┌──

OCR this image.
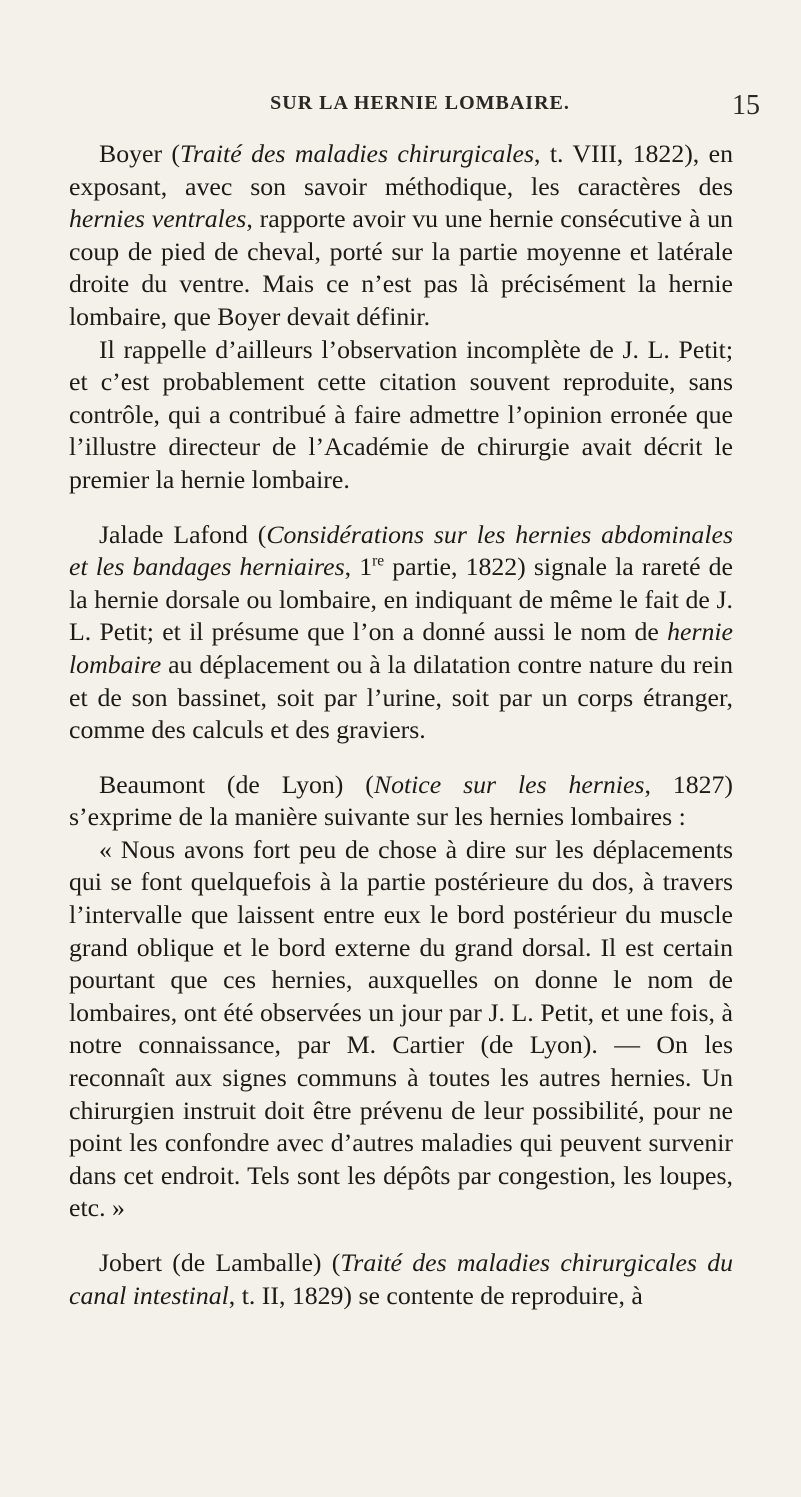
SUR LA HERNIE LOMBAIRE.	15

Boyer (Traité des maladies chirurgicales, t. VIII, 1822), en exposant, avec son savoir méthodique, les caractères des hernies ventrales, rapporte avoir vu une hernie consécutive à un coup de pied de cheval, porté sur la partie moyenne et latérale droite du ventre. Mais ce n’est pas là précisément la hernie lombaire, que Boyer devait définir.

Il rappelle d’ailleurs l’observation incomplète de J. L. Petit; et c’est probablement cette citation souvent reproduite, sans contrôle, qui a contribué à faire admettre l’opinion erronée que l’illustre directeur de l’Académie de chirurgie avait décrit le premier la hernie lombaire.

Jalade Lafond (Considérations sur les hernies abdominales et les bandages herniaires, 1re partie, 1822) signale la rareté de la hernie dorsale ou lombaire, en indiquant de même le fait de J. L. Petit; et il présume que l’on a donné aussi le nom de hernie lombaire au déplacement ou à la dilatation contre nature du rein et de son bassinet, soit par l’urine, soit par un corps étranger, comme des calculs et des graviers.

Beaumont (de Lyon) (Notice sur les hernies, 1827) s’exprime de la manière suivante sur les hernies lombaires :

« Nous avons fort peu de chose à dire sur les déplacements qui se font quelquefois à la partie postérieure du dos, à travers l’intervalle que laissent entre eux le bord postérieur du muscle grand oblique et le bord externe du grand dorsal. Il est certain pourtant que ces hernies, auxquelles on donne le nom de lombaires, ont été observées un jour par J. L. Petit, et une fois, à notre connaissance, par M. Cartier (de Lyon). — On les reconnaît aux signes communs à toutes les autres hernies. Un chirurgien instruit doit être prévenu de leur possibilité, pour ne point les confondre avec d’autres maladies qui peuvent survenir dans cet endroit. Tels sont les dépôts par congestion, les loupes, etc. »

Jobert (de Lamballe) (Traité des maladies chirurgicales du canal intestinal, t. II, 1829) se contente de reproduire, à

└──

> Problem statement
Exclude the pictures. Write out the remaining data exactly.

> Written answer
OCR this image.
SUR LA HERNIE LOMBAIRE.	15

Boyer (Traité des maladies chirurgicales, t. VIII, 1822), en exposant, avec son savoir méthodique, les caractères des hernies ventrales, rapporte avoir vu une hernie consécutive à un coup de pied de cheval, porté sur la partie moyenne et latérale droite du ventre. Mais ce n’est pas là précisément la hernie lombaire, que Boyer devait définir.

Il rappelle d’ailleurs l’observation incomplète de J. L. Petit; et c’est probablement cette citation souvent reproduite, sans contrôle, qui a contribué à faire admettre l’opinion erronée que l’illustre directeur de l’Académie de chirurgie avait décrit le premier la hernie lombaire.

Jalade Lafond (Considérations sur les hernies abdominales et les bandages herniaires, 1re partie, 1822) signale la rareté de la hernie dorsale ou lombaire, en indiquant de même le fait de J. L. Petit; et il présume que l’on a donné aussi le nom de hernie lombaire au déplacement ou à la dilatation contre nature du rein et de son bassinet, soit par l’urine, soit par un corps étranger, comme des calculs et des graviers.

Beaumont (de Lyon) (Notice sur les hernies, 1827) s’exprime de la manière suivante sur les hernies lombaires :

« Nous avons fort peu de chose à dire sur les déplacements qui se font quelquefois à la partie postérieure du dos, à travers l’intervalle que laissent entre eux le bord postérieur du muscle grand oblique et le bord externe du grand dorsal. Il est certain pourtant que ces hernies, auxquelles on donne le nom de lombaires, ont été observées un jour par J. L. Petit, et une fois, à notre connaissance, par M. Cartier (de Lyon). — On les reconnaît aux signes communs à toutes les autres hernies. Un chirurgien instruit doit être prévenu de leur possibilité, pour ne point les confondre avec d’autres maladies qui peuvent survenir dans cet endroit. Tels sont les dépôts par congestion, les loupes, etc. »

Jobert (de Lamballe) (Traité des maladies chirurgicales du canal intestinal, t. II, 1829) se contente de reproduire, à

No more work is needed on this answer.